WHAT THIS TASK INVOLVES »
Gather all lines from the material that contain "Kilpatennis".

DATASET RECORDS »
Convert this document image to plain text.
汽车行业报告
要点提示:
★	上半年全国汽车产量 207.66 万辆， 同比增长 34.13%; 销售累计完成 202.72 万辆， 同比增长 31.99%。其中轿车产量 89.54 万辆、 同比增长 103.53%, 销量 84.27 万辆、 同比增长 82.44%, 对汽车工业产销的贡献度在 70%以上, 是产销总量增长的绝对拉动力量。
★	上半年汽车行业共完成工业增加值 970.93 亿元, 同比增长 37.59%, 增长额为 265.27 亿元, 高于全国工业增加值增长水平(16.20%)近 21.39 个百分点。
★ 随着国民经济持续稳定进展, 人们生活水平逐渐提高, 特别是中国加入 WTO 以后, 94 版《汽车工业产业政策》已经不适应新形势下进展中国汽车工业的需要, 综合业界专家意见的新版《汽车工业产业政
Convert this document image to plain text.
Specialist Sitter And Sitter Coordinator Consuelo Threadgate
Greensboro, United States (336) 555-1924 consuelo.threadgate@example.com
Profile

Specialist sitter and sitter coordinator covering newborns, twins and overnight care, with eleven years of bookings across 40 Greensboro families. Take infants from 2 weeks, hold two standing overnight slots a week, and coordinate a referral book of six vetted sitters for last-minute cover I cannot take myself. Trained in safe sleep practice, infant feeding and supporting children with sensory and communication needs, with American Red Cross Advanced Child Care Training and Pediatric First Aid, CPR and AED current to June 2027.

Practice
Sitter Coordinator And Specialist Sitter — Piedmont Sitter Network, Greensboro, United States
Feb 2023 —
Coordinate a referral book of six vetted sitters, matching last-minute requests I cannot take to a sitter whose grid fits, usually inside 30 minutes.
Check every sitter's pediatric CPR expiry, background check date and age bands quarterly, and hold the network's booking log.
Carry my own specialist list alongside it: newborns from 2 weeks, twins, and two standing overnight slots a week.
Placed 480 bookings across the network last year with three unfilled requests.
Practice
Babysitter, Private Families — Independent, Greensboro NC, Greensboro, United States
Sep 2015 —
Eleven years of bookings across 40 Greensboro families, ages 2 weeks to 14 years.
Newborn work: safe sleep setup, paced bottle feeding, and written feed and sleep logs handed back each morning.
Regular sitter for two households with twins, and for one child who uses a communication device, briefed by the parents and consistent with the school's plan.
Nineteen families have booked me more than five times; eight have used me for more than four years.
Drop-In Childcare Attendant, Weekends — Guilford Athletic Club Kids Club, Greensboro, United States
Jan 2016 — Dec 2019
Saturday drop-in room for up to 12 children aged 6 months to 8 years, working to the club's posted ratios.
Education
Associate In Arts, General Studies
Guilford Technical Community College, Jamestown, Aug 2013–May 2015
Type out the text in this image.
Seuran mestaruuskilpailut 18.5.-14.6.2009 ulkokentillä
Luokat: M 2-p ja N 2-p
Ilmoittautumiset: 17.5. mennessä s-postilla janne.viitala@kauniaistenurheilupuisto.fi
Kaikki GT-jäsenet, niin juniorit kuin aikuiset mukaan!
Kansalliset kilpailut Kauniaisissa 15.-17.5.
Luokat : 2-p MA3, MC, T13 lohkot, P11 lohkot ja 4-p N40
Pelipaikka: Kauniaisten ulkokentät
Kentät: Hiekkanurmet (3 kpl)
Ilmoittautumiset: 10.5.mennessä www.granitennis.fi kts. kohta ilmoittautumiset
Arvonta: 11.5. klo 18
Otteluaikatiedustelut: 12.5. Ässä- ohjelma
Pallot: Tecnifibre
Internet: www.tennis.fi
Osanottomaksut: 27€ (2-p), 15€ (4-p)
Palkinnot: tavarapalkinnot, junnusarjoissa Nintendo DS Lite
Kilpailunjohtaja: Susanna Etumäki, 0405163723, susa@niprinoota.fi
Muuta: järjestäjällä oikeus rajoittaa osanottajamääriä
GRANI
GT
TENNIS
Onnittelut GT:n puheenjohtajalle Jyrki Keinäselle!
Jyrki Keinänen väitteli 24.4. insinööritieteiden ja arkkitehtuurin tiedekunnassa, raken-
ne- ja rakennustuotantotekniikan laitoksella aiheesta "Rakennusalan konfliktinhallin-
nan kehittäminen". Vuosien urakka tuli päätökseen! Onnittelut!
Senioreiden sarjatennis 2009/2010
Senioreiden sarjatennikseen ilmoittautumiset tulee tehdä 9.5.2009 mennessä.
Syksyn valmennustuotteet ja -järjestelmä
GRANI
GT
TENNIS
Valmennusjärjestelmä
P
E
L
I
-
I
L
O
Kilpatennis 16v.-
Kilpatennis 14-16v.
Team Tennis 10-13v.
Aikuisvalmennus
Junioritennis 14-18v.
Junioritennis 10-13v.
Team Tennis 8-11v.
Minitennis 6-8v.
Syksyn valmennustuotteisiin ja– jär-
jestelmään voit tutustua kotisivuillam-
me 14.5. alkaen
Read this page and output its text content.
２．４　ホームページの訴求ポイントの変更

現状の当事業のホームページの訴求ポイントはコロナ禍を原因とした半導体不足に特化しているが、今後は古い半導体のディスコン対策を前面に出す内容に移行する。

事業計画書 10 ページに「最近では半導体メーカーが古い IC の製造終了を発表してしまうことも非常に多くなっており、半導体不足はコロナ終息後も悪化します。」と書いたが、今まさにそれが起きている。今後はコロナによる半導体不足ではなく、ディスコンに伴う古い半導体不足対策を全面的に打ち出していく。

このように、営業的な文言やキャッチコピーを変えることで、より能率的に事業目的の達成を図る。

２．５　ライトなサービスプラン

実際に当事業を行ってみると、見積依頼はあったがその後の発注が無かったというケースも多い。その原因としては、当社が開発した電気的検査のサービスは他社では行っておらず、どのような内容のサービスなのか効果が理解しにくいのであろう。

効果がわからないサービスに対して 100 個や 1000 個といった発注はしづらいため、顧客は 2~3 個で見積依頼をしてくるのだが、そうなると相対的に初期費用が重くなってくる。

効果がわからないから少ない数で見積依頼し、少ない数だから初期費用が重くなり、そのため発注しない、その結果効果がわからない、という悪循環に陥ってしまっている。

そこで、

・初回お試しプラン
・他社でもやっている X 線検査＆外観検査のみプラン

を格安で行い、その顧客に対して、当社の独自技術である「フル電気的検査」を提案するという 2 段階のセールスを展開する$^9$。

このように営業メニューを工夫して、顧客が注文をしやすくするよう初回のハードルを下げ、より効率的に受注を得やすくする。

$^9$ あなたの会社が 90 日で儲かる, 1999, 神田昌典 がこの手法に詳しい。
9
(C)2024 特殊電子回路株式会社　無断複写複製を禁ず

WRITTEN ANSWER »
Kilpatennis 16v.-
Kilpatennis 14-16v.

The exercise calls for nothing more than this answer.